• [Information supplied]:
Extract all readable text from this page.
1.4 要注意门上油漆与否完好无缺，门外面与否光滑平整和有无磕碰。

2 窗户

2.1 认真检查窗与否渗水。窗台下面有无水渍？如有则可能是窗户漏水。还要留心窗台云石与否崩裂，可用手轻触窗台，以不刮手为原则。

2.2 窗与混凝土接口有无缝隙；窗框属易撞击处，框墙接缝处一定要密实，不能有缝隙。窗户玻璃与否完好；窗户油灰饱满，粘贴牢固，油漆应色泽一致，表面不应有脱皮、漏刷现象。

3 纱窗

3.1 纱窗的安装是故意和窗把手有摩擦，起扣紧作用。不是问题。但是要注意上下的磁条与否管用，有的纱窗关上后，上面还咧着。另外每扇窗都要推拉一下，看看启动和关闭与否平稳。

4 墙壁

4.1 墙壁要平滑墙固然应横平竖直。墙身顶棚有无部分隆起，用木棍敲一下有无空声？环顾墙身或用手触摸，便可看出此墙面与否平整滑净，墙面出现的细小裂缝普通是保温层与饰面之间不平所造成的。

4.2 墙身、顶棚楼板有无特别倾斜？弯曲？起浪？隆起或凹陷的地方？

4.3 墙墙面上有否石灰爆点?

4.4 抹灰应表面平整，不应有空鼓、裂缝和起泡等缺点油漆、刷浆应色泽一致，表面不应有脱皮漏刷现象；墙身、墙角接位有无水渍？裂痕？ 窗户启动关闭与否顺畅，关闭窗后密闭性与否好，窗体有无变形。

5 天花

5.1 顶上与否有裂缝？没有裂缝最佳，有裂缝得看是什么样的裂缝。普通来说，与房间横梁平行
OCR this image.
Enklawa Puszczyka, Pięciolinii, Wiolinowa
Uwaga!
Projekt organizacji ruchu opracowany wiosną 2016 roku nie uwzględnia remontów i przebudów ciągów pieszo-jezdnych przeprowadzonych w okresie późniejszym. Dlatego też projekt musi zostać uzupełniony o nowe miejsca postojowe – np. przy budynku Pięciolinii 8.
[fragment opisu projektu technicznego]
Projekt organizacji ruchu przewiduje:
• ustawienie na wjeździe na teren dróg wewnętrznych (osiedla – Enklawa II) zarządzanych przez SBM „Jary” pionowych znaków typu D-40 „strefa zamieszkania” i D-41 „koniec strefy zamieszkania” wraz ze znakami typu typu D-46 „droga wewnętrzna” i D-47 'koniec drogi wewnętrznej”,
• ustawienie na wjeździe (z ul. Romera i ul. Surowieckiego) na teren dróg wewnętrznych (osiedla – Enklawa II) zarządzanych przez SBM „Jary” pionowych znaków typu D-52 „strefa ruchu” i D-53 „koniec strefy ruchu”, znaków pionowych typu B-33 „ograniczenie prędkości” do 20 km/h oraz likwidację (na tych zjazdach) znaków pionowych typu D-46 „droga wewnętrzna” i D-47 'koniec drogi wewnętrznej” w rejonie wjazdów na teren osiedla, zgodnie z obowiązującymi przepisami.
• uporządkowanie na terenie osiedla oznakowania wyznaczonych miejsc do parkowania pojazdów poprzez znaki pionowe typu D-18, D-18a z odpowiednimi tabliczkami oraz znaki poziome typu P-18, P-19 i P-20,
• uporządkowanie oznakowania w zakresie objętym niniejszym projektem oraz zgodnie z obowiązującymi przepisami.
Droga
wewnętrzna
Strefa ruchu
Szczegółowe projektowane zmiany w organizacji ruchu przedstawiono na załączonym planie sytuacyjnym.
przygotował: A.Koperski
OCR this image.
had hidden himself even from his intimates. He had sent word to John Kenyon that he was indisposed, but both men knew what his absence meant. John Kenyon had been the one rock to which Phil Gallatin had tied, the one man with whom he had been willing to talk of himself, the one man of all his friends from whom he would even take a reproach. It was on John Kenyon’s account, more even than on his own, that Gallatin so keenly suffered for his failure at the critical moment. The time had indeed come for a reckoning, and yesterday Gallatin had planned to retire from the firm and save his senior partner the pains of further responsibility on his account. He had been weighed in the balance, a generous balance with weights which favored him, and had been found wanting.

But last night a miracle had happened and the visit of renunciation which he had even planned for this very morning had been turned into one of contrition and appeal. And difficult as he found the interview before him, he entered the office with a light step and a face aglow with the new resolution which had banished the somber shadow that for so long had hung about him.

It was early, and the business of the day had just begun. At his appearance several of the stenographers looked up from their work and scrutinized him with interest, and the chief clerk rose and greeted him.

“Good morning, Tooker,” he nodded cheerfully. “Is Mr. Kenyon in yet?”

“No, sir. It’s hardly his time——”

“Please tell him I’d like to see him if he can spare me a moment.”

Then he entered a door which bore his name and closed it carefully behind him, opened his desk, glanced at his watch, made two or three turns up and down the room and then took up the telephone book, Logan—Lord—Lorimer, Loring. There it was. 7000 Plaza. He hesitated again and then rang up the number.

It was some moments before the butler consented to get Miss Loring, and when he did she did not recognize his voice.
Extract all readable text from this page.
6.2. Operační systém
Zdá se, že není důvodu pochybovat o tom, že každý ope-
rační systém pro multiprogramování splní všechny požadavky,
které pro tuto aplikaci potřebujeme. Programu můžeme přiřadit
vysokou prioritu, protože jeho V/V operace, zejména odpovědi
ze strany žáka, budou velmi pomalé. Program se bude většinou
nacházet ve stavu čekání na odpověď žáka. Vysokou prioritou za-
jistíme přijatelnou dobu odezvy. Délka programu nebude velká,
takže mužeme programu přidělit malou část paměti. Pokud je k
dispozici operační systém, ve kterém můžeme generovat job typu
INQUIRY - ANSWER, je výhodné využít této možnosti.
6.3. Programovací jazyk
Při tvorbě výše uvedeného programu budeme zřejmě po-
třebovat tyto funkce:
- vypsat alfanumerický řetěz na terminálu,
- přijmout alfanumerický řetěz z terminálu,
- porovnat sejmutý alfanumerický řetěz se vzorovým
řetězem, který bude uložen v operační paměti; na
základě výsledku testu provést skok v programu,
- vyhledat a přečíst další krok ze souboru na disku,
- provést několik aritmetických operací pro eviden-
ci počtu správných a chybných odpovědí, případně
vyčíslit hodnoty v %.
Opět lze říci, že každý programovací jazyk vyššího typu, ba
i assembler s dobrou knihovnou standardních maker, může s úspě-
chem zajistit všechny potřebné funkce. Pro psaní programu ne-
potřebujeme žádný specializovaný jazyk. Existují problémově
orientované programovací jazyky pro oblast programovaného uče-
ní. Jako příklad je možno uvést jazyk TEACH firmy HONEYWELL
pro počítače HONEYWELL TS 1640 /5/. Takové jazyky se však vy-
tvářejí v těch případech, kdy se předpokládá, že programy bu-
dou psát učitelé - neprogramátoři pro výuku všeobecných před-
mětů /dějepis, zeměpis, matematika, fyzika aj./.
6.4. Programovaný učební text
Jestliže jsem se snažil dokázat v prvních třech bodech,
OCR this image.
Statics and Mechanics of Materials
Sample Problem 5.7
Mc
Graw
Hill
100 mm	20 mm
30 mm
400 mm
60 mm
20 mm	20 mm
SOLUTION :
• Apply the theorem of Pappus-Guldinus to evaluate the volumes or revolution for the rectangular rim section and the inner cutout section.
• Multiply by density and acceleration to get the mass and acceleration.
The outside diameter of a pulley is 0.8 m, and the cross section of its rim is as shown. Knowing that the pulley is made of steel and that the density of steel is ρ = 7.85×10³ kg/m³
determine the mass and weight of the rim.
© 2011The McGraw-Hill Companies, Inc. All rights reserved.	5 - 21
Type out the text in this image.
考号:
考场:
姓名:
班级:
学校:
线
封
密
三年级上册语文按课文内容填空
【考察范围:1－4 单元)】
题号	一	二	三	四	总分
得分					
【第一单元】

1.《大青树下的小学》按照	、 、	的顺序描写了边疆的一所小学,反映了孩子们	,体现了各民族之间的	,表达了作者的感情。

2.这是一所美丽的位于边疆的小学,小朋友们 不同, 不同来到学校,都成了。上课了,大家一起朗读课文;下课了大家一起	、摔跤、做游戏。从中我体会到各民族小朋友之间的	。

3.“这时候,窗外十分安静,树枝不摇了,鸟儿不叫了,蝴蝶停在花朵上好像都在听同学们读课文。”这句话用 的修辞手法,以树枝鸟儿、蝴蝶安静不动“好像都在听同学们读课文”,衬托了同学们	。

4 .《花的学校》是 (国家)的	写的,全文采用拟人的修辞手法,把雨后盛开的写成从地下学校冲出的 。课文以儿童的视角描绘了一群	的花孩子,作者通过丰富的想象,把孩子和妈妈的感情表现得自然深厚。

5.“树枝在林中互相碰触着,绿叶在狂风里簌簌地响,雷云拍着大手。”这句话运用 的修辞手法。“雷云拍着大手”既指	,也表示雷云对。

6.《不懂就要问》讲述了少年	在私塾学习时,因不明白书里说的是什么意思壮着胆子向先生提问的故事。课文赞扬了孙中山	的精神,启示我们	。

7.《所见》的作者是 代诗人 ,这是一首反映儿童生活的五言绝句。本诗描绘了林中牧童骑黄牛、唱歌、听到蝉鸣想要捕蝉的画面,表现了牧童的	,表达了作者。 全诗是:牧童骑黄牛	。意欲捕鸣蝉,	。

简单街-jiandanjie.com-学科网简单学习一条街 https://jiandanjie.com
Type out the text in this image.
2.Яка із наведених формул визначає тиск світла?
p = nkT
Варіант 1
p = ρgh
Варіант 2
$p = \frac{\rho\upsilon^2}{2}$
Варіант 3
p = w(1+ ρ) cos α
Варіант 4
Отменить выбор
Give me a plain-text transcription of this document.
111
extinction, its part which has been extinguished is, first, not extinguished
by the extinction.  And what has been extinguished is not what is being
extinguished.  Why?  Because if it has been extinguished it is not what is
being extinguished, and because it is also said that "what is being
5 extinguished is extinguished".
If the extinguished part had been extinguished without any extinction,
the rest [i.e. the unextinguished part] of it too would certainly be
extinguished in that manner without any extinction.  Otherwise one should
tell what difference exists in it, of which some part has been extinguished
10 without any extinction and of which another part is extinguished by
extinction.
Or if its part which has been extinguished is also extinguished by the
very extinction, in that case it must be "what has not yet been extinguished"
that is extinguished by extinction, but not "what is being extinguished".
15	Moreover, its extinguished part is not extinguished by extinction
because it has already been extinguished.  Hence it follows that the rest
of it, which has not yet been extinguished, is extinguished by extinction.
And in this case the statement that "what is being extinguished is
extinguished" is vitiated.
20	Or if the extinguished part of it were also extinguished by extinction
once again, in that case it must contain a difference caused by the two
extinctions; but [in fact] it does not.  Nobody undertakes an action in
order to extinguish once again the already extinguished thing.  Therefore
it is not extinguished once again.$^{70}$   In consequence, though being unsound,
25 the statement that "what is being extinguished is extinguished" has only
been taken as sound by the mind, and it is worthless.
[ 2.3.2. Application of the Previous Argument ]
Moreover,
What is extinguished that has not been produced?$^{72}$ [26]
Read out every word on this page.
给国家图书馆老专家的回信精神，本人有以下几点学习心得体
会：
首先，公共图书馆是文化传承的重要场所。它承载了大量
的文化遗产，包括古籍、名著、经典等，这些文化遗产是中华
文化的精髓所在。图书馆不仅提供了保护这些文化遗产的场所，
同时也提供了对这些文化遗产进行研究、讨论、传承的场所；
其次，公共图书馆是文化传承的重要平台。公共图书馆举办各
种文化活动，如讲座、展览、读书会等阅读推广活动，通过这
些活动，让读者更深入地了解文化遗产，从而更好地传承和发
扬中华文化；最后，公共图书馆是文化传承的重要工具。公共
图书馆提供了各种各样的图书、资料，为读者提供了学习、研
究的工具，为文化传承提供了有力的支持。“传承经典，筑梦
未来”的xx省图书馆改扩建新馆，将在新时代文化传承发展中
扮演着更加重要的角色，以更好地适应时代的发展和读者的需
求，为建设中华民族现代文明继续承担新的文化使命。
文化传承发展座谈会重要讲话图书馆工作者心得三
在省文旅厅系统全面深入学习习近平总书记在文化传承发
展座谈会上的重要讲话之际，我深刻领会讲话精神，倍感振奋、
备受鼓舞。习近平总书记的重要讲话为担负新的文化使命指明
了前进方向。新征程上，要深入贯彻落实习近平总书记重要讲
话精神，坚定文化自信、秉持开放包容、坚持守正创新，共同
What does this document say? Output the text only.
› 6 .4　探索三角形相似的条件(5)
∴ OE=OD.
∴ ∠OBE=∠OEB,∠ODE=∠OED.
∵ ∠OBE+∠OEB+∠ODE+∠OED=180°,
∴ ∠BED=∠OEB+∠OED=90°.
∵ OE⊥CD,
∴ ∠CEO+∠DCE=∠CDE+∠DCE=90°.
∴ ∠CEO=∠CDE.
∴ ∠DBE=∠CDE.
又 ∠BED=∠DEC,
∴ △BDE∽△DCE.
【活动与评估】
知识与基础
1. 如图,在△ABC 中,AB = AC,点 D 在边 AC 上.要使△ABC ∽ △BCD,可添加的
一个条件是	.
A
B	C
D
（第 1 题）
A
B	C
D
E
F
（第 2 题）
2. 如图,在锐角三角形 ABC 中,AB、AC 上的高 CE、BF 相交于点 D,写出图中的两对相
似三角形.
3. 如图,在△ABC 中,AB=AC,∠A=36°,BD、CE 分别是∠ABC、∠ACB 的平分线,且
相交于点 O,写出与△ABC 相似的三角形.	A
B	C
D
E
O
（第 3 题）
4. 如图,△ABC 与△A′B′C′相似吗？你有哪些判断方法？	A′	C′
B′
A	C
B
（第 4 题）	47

• [What to produce]: For the listing above, give the number of lines in which the string "uporządkowanie" occurs, and nothing else.

• [Task result]: 2